What is being asked ->
Pictures in the data below are not part of the copy; transcribe everything else exactly.

Dataset excerpt
|---|

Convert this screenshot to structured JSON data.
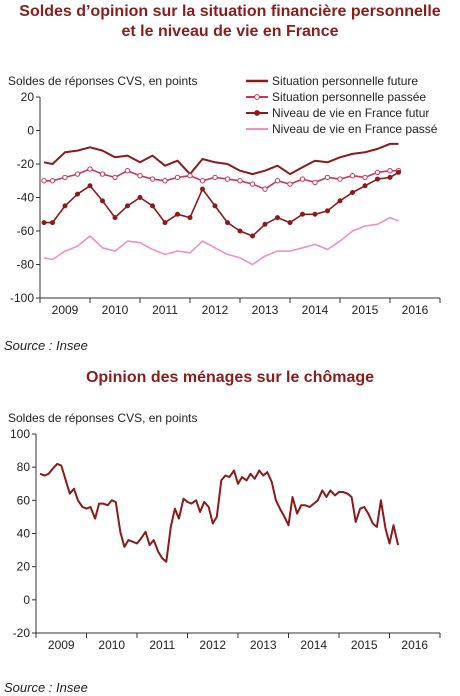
{
  "chart_data": [
    {
      "type": "line",
      "title": "Soldes d’opinion sur la situation financière personnelle",
      "subtitle": "et le niveau de vie en France",
      "ylabel": "Soldes de réponses CVS, en points",
      "ylim": [
        -100,
        20
      ],
      "yticks": [
        20,
        0,
        -20,
        -40,
        -60,
        -80,
        -100
      ],
      "xticks": [
        "2009",
        "2010",
        "2011",
        "2012",
        "2013",
        "2014",
        "2015",
        "2016"
      ],
      "xlim": [
        2008.75,
        2016.75
      ],
      "legend_position": "top-right",
      "source": "Source : Insee",
      "series": [
        {
          "name": "Situation personnelle future",
          "color": "#8b1a1a",
          "marker": "none",
          "x": [
            2008.83,
            2009.0,
            2009.25,
            2009.5,
            2009.75,
            2010.0,
            2010.25,
            2010.5,
            2010.75,
            2011.0,
            2011.25,
            2011.5,
            2011.75,
            2012.0,
            2012.25,
            2012.5,
            2012.75,
            2013.0,
            2013.25,
            2013.5,
            2013.75,
            2014.0,
            2014.25,
            2014.5,
            2014.75,
            2015.0,
            2015.25,
            2015.5,
            2015.75,
            2015.92
          ],
          "y": [
            -19,
            -20,
            -13,
            -12,
            -10,
            -12,
            -16,
            -15,
            -19,
            -15,
            -21,
            -18,
            -26,
            -17,
            -19,
            -20,
            -24,
            -26,
            -24,
            -21,
            -26,
            -22,
            -18,
            -19,
            -16,
            -14,
            -13,
            -11,
            -8,
            -8
          ]
        },
        {
          "name": "Situation personnelle passée",
          "color": "#c7375a",
          "marker": "open-circle",
          "x": [
            2008.83,
            2009.0,
            2009.25,
            2009.5,
            2009.75,
            2010.0,
            2010.25,
            2010.5,
            2010.75,
            2011.0,
            2011.25,
            2011.5,
            2011.75,
            2012.0,
            2012.25,
            2012.5,
            2012.75,
            2013.0,
            2013.25,
            2013.5,
            2013.75,
            2014.0,
            2014.25,
            2014.5,
            2014.75,
            2015.0,
            2015.25,
            2015.5,
            2015.75,
            2015.92
          ],
          "y": [
            -30,
            -30,
            -28,
            -26,
            -23,
            -26,
            -28,
            -24,
            -27,
            -29,
            -30,
            -28,
            -27,
            -30,
            -28,
            -29,
            -30,
            -32,
            -35,
            -30,
            -32,
            -29,
            -31,
            -28,
            -29,
            -27,
            -28,
            -25,
            -24,
            -24
          ]
        },
        {
          "name": "Niveau de vie en France futur",
          "color": "#8b1a1a",
          "marker": "filled-dot",
          "x": [
            2008.83,
            2009.0,
            2009.25,
            2009.5,
            2009.75,
            2010.0,
            2010.25,
            2010.5,
            2010.75,
            2011.0,
            2011.25,
            2011.5,
            2011.75,
            2012.0,
            2012.25,
            2012.5,
            2012.75,
            2013.0,
            2013.25,
            2013.5,
            2013.75,
            2014.0,
            2014.25,
            2014.5,
            2014.75,
            2015.0,
            2015.25,
            2015.5,
            2015.75,
            2015.92
          ],
          "y": [
            -55,
            -55,
            -45,
            -38,
            -33,
            -42,
            -52,
            -45,
            -40,
            -45,
            -55,
            -50,
            -52,
            -35,
            -45,
            -55,
            -60,
            -63,
            -56,
            -52,
            -55,
            -50,
            -50,
            -48,
            -42,
            -37,
            -33,
            -29,
            -28,
            -25
          ]
        },
        {
          "name": "Niveau de vie en France passé",
          "color": "#f090c0",
          "marker": "none",
          "x": [
            2008.83,
            2009.0,
            2009.25,
            2009.5,
            2009.75,
            2010.0,
            2010.25,
            2010.5,
            2010.75,
            2011.0,
            2011.25,
            2011.5,
            2011.75,
            2012.0,
            2012.25,
            2012.5,
            2012.75,
            2013.0,
            2013.25,
            2013.5,
            2013.75,
            2014.0,
            2014.25,
            2014.5,
            2014.75,
            2015.0,
            2015.25,
            2015.5,
            2015.75,
            2015.92
          ],
          "y": [
            -76,
            -77,
            -72,
            -69,
            -63,
            -70,
            -72,
            -66,
            -67,
            -71,
            -74,
            -72,
            -73,
            -66,
            -70,
            -74,
            -76,
            -80,
            -75,
            -72,
            -72,
            -70,
            -68,
            -71,
            -66,
            -60,
            -57,
            -56,
            -52,
            -54
          ]
        }
      ]
    },
    {
      "type": "line",
      "title": "Opinion des ménages sur le chômage",
      "ylabel": "Soldes de réponses CVS, en points",
      "ylim": [
        -20,
        100
      ],
      "yticks": [
        100,
        80,
        60,
        40,
        20,
        0,
        -20
      ],
      "xticks": [
        "2009",
        "2010",
        "2011",
        "2012",
        "2013",
        "2014",
        "2015",
        "2016"
      ],
      "xlim": [
        2008.75,
        2016.75
      ],
      "source": "Source : Insee",
      "series": [
        {
          "color": "#8b1a1a",
          "marker": "none",
          "x": [
            2008.83,
            2008.92,
            2009.0,
            2009.08,
            2009.17,
            2009.25,
            2009.33,
            2009.42,
            2009.5,
            2009.58,
            2009.67,
            2009.75,
            2009.83,
            2009.92,
            2010.0,
            2010.08,
            2010.17,
            2010.25,
            2010.33,
            2010.42,
            2010.5,
            2010.58,
            2010.67,
            2010.75,
            2010.83,
            2010.92,
            2011.0,
            2011.08,
            2011.17,
            2011.25,
            2011.33,
            2011.42,
            2011.5,
            2011.58,
            2011.67,
            2011.75,
            2011.83,
            2011.92,
            2012.0,
            2012.08,
            2012.17,
            2012.25,
            2012.33,
            2012.42,
            2012.5,
            2012.58,
            2012.67,
            2012.75,
            2012.83,
            2012.92,
            2013.0,
            2013.08,
            2013.17,
            2013.25,
            2013.33,
            2013.42,
            2013.5,
            2013.58,
            2013.67,
            2013.75,
            2013.83,
            2013.92,
            2014.0,
            2014.08,
            2014.17,
            2014.25,
            2014.33,
            2014.42,
            2014.5,
            2014.58,
            2014.67,
            2014.75,
            2014.83,
            2014.92,
            2015.0,
            2015.08,
            2015.17,
            2015.25,
            2015.33,
            2015.42,
            2015.5,
            2015.58,
            2015.67,
            2015.75,
            2015.83,
            2015.92
          ],
          "y": [
            76,
            75,
            76,
            79,
            82,
            81,
            73,
            64,
            67,
            60,
            56,
            55,
            56,
            49,
            58,
            58,
            57,
            60,
            59,
            41,
            32,
            36,
            35,
            34,
            37,
            41,
            33,
            36,
            29,
            25,
            23,
            44,
            55,
            49,
            61,
            59,
            58,
            60,
            53,
            59,
            56,
            46,
            50,
            72,
            75,
            74,
            78,
            70,
            74,
            72,
            76,
            73,
            78,
            75,
            77,
            71,
            60,
            55,
            50,
            45,
            62,
            52,
            57,
            57,
            56,
            58,
            60,
            66,
            62,
            66,
            63,
            65,
            65,
            64,
            62,
            47,
            55,
            56,
            52,
            46,
            44,
            60,
            43,
            34,
            45,
            33
          ]
        }
      ]
    }
  ]
}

|---|

Final result ->
Convert this screenshot to structured JSON data.
{
  "chart_data": [
    {
      "type": "line",
      "title": "Soldes d’opinion sur la situation financière personnelle",
      "subtitle": "et le niveau de vie en France",
      "ylabel": "Soldes de réponses CVS, en points",
      "ylim": [
        -100,
        20
      ],
      "yticks": [
        20,
        0,
        -20,
        -40,
        -60,
        -80,
        -100
      ],
      "xticks": [
        "2009",
        "2010",
        "2011",
        "2012",
        "2013",
        "2014",
        "2015",
        "2016"
      ],
      "xlim": [
        2008.75,
        2016.75
      ],
      "legend_position": "top-right",
      "source": "Source : Insee",
      "series": [
        {
          "name": "Situation personnelle future",
          "color": "#8b1a1a",
          "marker": "none",
          "x": [
            2008.83,
            2009.0,
            2009.25,
            2009.5,
            2009.75,
            2010.0,
            2010.25,
            2010.5,
            2010.75,
            2011.0,
            2011.25,
            2011.5,
            2011.75,
            2012.0,
            2012.25,
            2012.5,
            2012.75,
            2013.0,
            2013.25,
            2013.5,
            2013.75,
            2014.0,
            2014.25,
            2014.5,
            2014.75,
            2015.0,
            2015.25,
            2015.5,
            2015.75,
            2015.92
          ],
          "y": [
            -19,
            -20,
            -13,
            -12,
            -10,
            -12,
            -16,
            -15,
            -19,
            -15,
            -21,
            -18,
            -26,
            -17,
            -19,
            -20,
            -24,
            -26,
            -24,
            -21,
            -26,
            -22,
            -18,
            -19,
            -16,
            -14,
            -13,
            -11,
            -8,
            -8
          ]
        },
        {
          "name": "Situation personnelle passée",
          "color": "#c7375a",
          "marker": "open-circle",
          "x": [
            2008.83,
            2009.0,
            2009.25,
            2009.5,
            2009.75,
            2010.0,
            2010.25,
            2010.5,
            2010.75,
            2011.0,
            2011.25,
            2011.5,
            2011.75,
            2012.0,
            2012.25,
            2012.5,
            2012.75,
            2013.0,
            2013.25,
            2013.5,
            2013.75,
            2014.0,
            2014.25,
            2014.5,
            2014.75,
            2015.0,
            2015.25,
            2015.5,
            2015.75,
            2015.92
          ],
          "y": [
            -30,
            -30,
            -28,
            -26,
            -23,
            -26,
            -28,
            -24,
            -27,
            -29,
            -30,
            -28,
            -27,
            -30,
            -28,
            -29,
            -30,
            -32,
            -35,
            -30,
            -32,
            -29,
            -31,
            -28,
            -29,
            -27,
            -28,
            -25,
            -24,
            -24
          ]
        },
        {
          "name": "Niveau de vie en France futur",
          "color": "#8b1a1a",
          "marker": "filled-dot",
          "x": [
            2008.83,
            2009.0,
            2009.25,
            2009.5,
            2009.75,
            2010.0,
            2010.25,
            2010.5,
            2010.75,
            2011.0,
            2011.25,
            2011.5,
            2011.75,
            2012.0,
            2012.25,
            2012.5,
            2012.75,
            2013.0,
            2013.25,
            2013.5,
            2013.75,
            2014.0,
            2014.25,
            2014.5,
            2014.75,
            2015.0,
            2015.25,
            2015.5,
            2015.75,
            2015.92
          ],
          "y": [
            -55,
            -55,
            -45,
            -38,
            -33,
            -42,
            -52,
            -45,
            -40,
            -45,
            -55,
            -50,
            -52,
            -35,
            -45,
            -55,
            -60,
            -63,
            -56,
            -52,
            -55,
            -50,
            -50,
            -48,
            -42,
            -37,
            -33,
            -29,
            -28,
            -25
          ]
        },
        {
          "name": "Niveau de vie en France passé",
          "color": "#f090c0",
          "marker": "none",
          "x": [
            2008.83,
            2009.0,
            2009.25,
            2009.5,
            2009.75,
            2010.0,
            2010.25,
            2010.5,
            2010.75,
            2011.0,
            2011.25,
            2011.5,
            2011.75,
            2012.0,
            2012.25,
            2012.5,
            2012.75,
            2013.0,
            2013.25,
            2013.5,
            2013.75,
            2014.0,
            2014.25,
            2014.5,
            2014.75,
            2015.0,
            2015.25,
            2015.5,
            2015.75,
            2015.92
          ],
          "y": [
            -76,
            -77,
            -72,
            -69,
            -63,
            -70,
            -72,
            -66,
            -67,
            -71,
            -74,
            -72,
            -73,
            -66,
            -70,
            -74,
            -76,
            -80,
            -75,
            -72,
            -72,
            -70,
            -68,
            -71,
            -66,
            -60,
            -57,
            -56,
            -52,
            -54
          ]
        }
      ]
    },
    {
      "type": "line",
      "title": "Opinion des ménages sur le chômage",
      "ylabel": "Soldes de réponses CVS, en points",
      "ylim": [
        -20,
        100
      ],
      "yticks": [
        100,
        80,
        60,
        40,
        20,
        0,
        -20
      ],
      "xticks": [
        "2009",
        "2010",
        "2011",
        "2012",
        "2013",
        "2014",
        "2015",
        "2016"
      ],
      "xlim": [
        2008.75,
        2016.75
      ],
      "source": "Source : Insee",
      "series": [
        {
          "color": "#8b1a1a",
          "marker": "none",
          "x": [
            2008.83,
            2008.92,
            2009.0,
            2009.08,
            2009.17,
            2009.25,
            2009.33,
            2009.42,
            2009.5,
            2009.58,
            2009.67,
            2009.75,
            2009.83,
            2009.92,
            2010.0,
            2010.08,
            2010.17,
            2010.25,
            2010.33,
            2010.42,
            2010.5,
            2010.58,
            2010.67,
            2010.75,
            2010.83,
            2010.92,
            2011.0,
            2011.08,
            2011.17,
            2011.25,
            2011.33,
            2011.42,
            2011.5,
            2011.58,
            2011.67,
            2011.75,
            2011.83,
            2011.92,
            2012.0,
            2012.08,
            2012.17,
            2012.25,
            2012.33,
            2012.42,
            2012.5,
            2012.58,
            2012.67,
            2012.75,
            2012.83,
            2012.92,
            2013.0,
            2013.08,
            2013.17,
            2013.25,
            2013.33,
            2013.42,
            2013.5,
            2013.58,
            2013.67,
            2013.75,
            2013.83,
            2013.92,
            2014.0,
            2014.08,
            2014.17,
            2014.25,
            2014.33,
            2014.42,
            2014.5,
            2014.58,
            2014.67,
            2014.75,
            2014.83,
            2014.92,
            2015.0,
            2015.08,
            2015.17,
            2015.25,
            2015.33,
            2015.42,
            2015.5,
            2015.58,
            2015.67,
            2015.75,
            2015.83,
            2015.92
          ],
          "y": [
            76,
            75,
            76,
            79,
            82,
            81,
            73,
            64,
            67,
            60,
            56,
            55,
            56,
            49,
            58,
            58,
            57,
            60,
            59,
            41,
            32,
            36,
            35,
            34,
            37,
            41,
            33,
            36,
            29,
            25,
            23,
            44,
            55,
            49,
            61,
            59,
            58,
            60,
            53,
            59,
            56,
            46,
            50,
            72,
            75,
            74,
            78,
            70,
            74,
            72,
            76,
            73,
            78,
            75,
            77,
            71,
            60,
            55,
            50,
            45,
            62,
            52,
            57,
            57,
            56,
            58,
            60,
            66,
            62,
            66,
            63,
            65,
            65,
            64,
            62,
            47,
            55,
            56,
            52,
            46,
            44,
            60,
            43,
            34,
            45,
            33
          ]
        }
      ]
    }
  ]
}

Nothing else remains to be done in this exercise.